**Work to complete**
Using the listing below, report all lines holding the word "made".

**Records for the exercise**
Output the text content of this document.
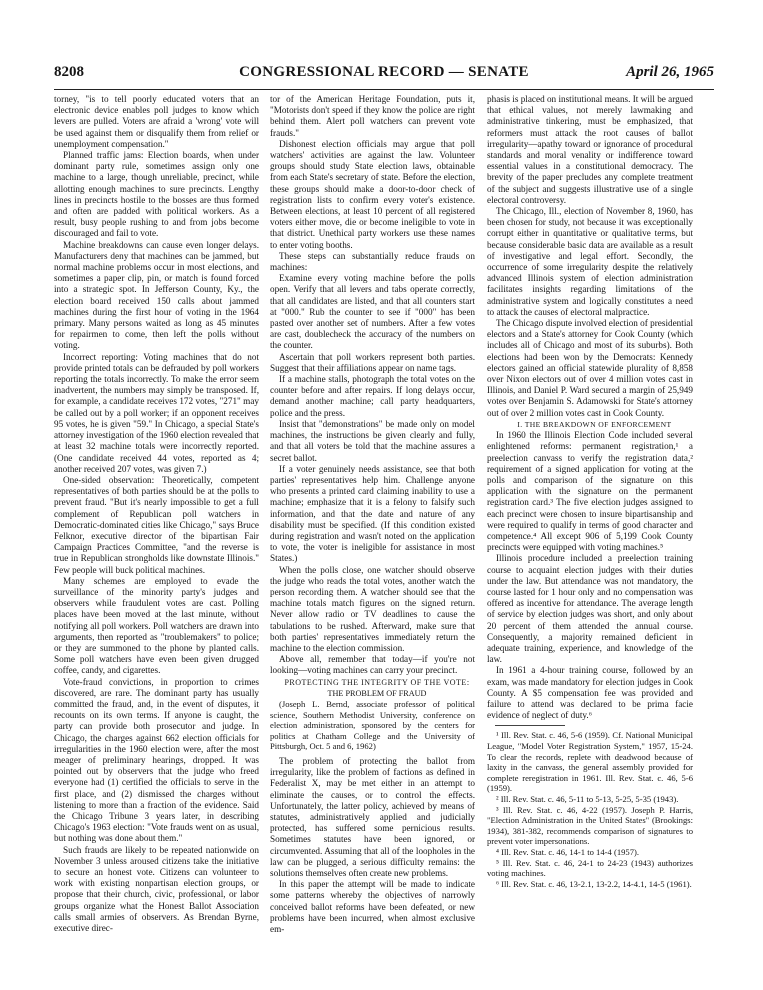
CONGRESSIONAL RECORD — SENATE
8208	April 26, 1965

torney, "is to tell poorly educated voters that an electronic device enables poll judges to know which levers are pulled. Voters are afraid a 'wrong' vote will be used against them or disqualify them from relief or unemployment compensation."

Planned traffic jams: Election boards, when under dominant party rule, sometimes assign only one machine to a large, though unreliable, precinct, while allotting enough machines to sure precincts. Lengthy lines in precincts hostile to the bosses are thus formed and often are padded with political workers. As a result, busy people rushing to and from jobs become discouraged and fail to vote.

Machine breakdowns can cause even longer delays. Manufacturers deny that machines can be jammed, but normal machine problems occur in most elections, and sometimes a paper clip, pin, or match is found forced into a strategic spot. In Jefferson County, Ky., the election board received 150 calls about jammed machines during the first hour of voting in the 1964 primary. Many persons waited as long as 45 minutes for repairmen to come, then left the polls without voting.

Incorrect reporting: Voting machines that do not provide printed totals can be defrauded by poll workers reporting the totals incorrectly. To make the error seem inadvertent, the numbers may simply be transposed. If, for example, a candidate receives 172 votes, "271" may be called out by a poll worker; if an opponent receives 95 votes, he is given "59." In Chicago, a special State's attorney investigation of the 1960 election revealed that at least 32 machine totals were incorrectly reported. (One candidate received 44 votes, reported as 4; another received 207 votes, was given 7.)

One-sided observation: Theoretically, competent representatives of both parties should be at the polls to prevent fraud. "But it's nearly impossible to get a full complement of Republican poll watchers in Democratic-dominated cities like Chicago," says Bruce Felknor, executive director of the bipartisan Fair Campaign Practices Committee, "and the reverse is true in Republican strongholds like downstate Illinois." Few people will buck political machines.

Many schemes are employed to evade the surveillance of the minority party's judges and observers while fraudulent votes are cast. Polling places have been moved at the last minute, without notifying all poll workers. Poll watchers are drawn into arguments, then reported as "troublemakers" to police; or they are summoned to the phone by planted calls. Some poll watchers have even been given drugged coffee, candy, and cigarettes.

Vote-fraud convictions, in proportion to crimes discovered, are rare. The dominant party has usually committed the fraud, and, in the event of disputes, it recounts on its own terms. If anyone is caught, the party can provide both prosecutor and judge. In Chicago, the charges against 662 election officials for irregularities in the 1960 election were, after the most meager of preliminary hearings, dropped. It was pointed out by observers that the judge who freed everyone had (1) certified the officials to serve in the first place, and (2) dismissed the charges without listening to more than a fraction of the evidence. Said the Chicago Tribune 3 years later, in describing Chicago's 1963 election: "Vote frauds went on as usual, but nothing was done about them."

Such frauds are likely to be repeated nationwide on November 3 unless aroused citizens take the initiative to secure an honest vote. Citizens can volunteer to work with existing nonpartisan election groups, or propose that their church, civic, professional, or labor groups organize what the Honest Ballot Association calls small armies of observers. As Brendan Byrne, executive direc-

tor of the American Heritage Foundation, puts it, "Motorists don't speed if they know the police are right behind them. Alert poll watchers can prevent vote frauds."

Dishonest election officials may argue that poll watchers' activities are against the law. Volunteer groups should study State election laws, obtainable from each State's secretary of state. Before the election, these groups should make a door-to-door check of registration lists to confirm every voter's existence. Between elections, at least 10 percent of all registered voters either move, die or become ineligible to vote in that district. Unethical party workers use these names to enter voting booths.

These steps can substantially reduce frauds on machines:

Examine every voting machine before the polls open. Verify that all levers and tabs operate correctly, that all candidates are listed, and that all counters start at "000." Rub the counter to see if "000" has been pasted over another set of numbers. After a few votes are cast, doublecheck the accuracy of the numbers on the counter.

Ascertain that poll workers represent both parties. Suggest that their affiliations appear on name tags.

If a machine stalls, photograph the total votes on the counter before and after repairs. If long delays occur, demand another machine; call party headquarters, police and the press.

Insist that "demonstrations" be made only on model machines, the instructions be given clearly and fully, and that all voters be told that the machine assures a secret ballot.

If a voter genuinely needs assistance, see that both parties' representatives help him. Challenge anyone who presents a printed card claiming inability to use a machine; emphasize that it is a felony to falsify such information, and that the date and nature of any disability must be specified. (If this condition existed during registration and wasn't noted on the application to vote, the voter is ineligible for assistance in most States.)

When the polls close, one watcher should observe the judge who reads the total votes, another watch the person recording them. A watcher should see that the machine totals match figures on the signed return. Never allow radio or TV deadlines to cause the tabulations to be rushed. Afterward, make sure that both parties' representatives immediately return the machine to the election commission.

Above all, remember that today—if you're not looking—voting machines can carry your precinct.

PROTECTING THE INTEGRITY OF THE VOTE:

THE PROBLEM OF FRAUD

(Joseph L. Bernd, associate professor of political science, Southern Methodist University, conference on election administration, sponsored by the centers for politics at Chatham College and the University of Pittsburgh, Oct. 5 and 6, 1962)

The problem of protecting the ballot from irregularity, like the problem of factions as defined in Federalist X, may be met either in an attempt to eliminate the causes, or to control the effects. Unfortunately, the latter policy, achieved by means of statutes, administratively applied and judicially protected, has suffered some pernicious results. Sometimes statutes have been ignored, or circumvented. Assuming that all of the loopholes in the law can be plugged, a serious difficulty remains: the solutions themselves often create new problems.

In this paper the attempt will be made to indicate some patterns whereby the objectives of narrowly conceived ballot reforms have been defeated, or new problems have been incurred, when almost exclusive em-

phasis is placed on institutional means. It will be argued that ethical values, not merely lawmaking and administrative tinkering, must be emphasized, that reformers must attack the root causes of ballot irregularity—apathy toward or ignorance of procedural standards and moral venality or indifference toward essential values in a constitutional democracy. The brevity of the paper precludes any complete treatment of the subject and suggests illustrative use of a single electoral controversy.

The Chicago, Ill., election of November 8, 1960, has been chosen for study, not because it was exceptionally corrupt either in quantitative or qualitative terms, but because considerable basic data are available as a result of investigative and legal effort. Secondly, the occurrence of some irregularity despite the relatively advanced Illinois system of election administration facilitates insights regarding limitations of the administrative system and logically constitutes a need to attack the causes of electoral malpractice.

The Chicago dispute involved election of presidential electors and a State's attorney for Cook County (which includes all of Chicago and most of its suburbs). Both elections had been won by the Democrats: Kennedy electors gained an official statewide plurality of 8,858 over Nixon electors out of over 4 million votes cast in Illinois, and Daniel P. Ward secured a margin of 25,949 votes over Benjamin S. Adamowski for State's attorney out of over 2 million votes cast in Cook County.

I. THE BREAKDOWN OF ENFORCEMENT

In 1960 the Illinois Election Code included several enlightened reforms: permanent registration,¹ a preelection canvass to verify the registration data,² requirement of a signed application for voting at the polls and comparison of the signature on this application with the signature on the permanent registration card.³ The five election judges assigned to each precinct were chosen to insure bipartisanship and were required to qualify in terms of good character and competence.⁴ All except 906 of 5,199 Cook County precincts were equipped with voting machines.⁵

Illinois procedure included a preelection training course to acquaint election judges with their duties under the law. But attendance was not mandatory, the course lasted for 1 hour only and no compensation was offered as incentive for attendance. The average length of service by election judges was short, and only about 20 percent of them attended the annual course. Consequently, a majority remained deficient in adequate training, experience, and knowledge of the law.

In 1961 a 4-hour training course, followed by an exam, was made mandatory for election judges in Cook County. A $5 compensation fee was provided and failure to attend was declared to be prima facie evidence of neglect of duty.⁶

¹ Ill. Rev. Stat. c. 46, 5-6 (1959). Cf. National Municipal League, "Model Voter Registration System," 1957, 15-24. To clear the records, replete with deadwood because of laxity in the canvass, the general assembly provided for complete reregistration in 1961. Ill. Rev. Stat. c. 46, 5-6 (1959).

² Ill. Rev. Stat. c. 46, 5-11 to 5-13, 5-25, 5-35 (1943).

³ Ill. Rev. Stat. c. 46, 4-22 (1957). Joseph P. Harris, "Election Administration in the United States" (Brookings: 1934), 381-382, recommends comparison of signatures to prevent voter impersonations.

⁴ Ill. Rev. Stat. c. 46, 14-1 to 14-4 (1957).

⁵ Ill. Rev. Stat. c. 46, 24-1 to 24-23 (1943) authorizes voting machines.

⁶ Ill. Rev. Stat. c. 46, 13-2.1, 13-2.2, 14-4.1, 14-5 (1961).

**Task output**
Insist that "demonstrations" be made only on model machines, the instructions be given clearly and fully, and that all voters be told that the machine assures a secret ballot.
In this paper the attempt will be made to indicate some patterns whereby the objectives of narrowly conceived ballot reforms have been defeated, or new problems have been incurred, when almost exclusive em-
In 1961 a 4-hour training course, followed by an exam, was made mandatory for election judges in Cook County. A $5 compensation fee was provided and failure to attend was declared to be prima facie evidence of neglect of duty.⁶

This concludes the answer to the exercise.